Copy every line below that contains the string "days". Case counts.
------------------------------
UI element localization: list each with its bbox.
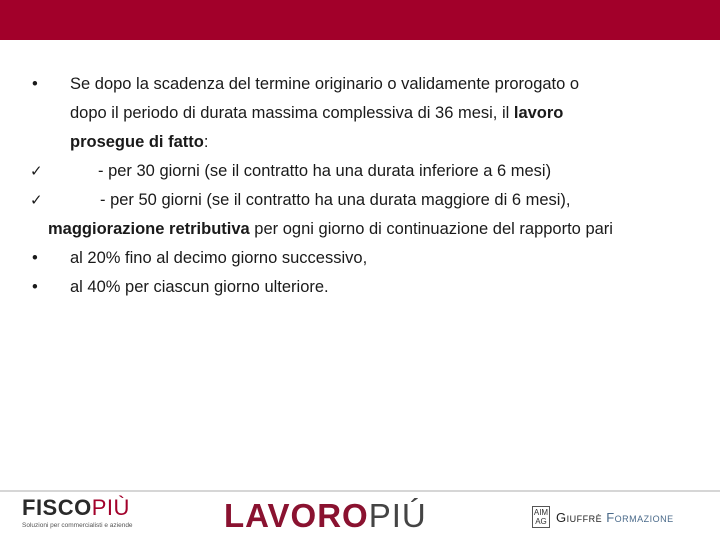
bold-lavoro: lavoro [513, 104, 564, 122]
bullet-item-40 [30, 273, 690, 302]
ag-emblem-icon [532, 506, 550, 528]
bullet-text-40: al 40% per ciascun giorno ulteriore. [70, 278, 329, 296]
bullet-continuation-3 [30, 128, 690, 157]
bold-maggiorazione: maggiorazione retributiva [48, 220, 250, 238]
lavoro-logo-word: LAVORO [224, 497, 369, 534]
lavoropiu-logo [224, 496, 427, 536]
footer-divider [0, 490, 720, 492]
slide-content [30, 70, 690, 302]
bullet-continuation-2 [30, 99, 690, 128]
giuffre-division: Formazione [606, 509, 674, 525]
bullet-icon: • [32, 249, 38, 267]
header-band [0, 0, 720, 40]
bullet-item-20 [30, 244, 690, 273]
checkmark-icon: ✓ [30, 191, 43, 209]
giuffre-name: Giuffrè [556, 509, 603, 525]
colon: : [203, 133, 209, 151]
bullet-text-line-1: Se dopo la scadenza del termine originario o validamente prorogato o [70, 75, 580, 93]
ag-box-bottom: AG [535, 517, 547, 526]
bullet-icon: • [32, 75, 38, 93]
bullet-text-line-2: dopo il periodo di durata massima complessiva di 36 mesi, il [70, 104, 514, 122]
giuffre-formazione-logo [532, 505, 674, 529]
fisco-logo-piu: PIÙ [91, 495, 130, 520]
fiscopiu-logo [22, 497, 142, 533]
checkmark-icon: ✓ [30, 162, 43, 180]
bold-prosegue-di-fatto: prosegue di fatto [70, 133, 204, 151]
bullet-text-20: al 20% fino al decimo giorno successivo, [70, 249, 368, 267]
increase-text: per ogni giorno di continuazione del rapporto pari [249, 220, 613, 238]
lavoro-logo-piu: PIÚ [368, 497, 427, 534]
fisco-logo-word: FISCO [22, 495, 92, 520]
check-text-50-days: - per 50 giorni (se il contratto ha una durata maggiore di 6 mesi), [100, 191, 571, 209]
increase-line [30, 215, 690, 244]
bullet-item-main [30, 70, 690, 99]
bullet-icon: • [32, 278, 38, 296]
check-text-30-days: - per 30 giorni (se il contratto ha una durata inferiore a 6 mesi) [98, 162, 552, 180]
fisco-logo-tagline: Soluzioni per commercialisti e aziende [22, 522, 133, 529]
check-item-30-days [30, 157, 690, 186]
check-item-50-days [30, 186, 690, 215]
ag-box-top: AIM [533, 508, 549, 517]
------------------------------
◆ Solved problem ◆
check-text-50-days: - per 50 giorni (se il contratto ha una durata maggiore di 6 mesi), [100, 191, 571, 209]
check-text-30-days: - per 30 giorni (se il contratto ha una durata inferiore a 6 mesi) [98, 162, 552, 180]
check-item-30-days [30, 157, 690, 186]
check-item-50-days [30, 186, 690, 215]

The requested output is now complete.